(Collected data entries)
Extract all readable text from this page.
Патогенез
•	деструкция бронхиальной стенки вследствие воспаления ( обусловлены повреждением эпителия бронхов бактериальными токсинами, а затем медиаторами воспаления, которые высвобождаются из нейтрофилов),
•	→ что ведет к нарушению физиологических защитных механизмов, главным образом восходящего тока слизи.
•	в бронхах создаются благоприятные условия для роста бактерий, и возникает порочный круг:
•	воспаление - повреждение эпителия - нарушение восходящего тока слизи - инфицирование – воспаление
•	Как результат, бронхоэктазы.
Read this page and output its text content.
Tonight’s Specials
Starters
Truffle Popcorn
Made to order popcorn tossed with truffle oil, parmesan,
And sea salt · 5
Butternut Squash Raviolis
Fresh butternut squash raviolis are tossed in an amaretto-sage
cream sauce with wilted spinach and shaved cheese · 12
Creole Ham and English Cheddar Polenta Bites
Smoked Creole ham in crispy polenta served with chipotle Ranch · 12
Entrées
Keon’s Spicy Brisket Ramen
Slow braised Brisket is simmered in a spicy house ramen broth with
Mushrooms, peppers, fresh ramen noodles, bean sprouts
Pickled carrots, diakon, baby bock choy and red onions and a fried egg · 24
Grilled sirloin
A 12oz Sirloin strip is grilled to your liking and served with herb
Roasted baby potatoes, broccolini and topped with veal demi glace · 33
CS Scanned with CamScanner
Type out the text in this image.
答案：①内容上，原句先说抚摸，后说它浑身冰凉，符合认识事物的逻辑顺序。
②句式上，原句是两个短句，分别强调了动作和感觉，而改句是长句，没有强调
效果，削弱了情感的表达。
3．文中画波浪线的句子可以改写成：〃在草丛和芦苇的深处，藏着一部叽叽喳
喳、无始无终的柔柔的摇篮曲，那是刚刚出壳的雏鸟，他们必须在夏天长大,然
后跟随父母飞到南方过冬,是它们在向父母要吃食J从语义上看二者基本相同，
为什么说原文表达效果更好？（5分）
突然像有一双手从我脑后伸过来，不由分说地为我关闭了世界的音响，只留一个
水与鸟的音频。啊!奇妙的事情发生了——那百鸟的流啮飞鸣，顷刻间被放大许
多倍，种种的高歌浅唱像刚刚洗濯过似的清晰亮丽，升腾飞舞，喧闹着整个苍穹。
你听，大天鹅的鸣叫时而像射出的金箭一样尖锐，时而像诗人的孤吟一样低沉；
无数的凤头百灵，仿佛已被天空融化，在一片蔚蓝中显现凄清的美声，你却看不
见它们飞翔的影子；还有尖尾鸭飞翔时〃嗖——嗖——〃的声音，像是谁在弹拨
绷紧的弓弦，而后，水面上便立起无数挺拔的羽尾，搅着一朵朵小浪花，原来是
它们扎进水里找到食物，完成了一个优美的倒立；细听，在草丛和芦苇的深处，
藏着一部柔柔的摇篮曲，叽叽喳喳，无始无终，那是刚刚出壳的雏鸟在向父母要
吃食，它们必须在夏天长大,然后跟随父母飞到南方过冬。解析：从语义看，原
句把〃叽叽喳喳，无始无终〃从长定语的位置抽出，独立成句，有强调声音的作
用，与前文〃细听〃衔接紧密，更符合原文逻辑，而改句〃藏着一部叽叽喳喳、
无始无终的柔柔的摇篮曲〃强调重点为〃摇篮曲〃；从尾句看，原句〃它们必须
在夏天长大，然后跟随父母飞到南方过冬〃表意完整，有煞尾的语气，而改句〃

TASK STATEMENT: Search the entries for the word "tossed" and copy every line that has it.

FULL SOLUTION:
Made to order popcorn tossed with truffle oil, parmesan,
Fresh butternut squash raviolis are tossed in an amaretto-sage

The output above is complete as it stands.